# What is needed:
Copy every line of the records below that holds the word "такое".

# Supplied data:
<<<<
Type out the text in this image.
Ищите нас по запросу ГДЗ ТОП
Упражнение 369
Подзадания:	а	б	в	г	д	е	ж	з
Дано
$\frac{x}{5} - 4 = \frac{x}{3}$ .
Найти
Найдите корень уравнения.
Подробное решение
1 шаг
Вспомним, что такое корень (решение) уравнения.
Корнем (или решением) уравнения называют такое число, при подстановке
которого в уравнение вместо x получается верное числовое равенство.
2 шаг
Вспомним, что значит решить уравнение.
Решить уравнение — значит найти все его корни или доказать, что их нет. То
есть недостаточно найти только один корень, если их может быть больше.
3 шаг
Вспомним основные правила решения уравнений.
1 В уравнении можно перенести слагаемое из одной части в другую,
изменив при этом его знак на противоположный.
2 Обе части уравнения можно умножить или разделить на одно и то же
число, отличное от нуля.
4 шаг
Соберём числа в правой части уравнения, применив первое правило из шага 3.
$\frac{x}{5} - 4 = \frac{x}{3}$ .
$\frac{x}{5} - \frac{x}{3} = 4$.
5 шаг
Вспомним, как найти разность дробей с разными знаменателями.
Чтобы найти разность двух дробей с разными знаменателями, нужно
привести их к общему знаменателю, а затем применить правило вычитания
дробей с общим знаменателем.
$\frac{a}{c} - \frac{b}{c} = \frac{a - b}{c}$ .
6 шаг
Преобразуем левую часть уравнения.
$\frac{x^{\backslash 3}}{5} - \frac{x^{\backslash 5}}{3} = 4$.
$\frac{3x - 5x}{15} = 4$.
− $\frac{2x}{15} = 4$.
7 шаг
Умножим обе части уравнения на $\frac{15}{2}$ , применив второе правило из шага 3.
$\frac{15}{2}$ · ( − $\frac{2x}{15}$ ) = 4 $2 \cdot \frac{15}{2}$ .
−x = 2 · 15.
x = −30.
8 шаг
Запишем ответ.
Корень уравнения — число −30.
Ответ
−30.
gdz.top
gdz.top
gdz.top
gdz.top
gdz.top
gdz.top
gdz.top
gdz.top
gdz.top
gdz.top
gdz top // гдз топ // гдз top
>>>>
# Output for this task:
Вспомним, что такое корень (решение) уравнения.
Корнем (или решением) уравнения называют такое число, при подстановке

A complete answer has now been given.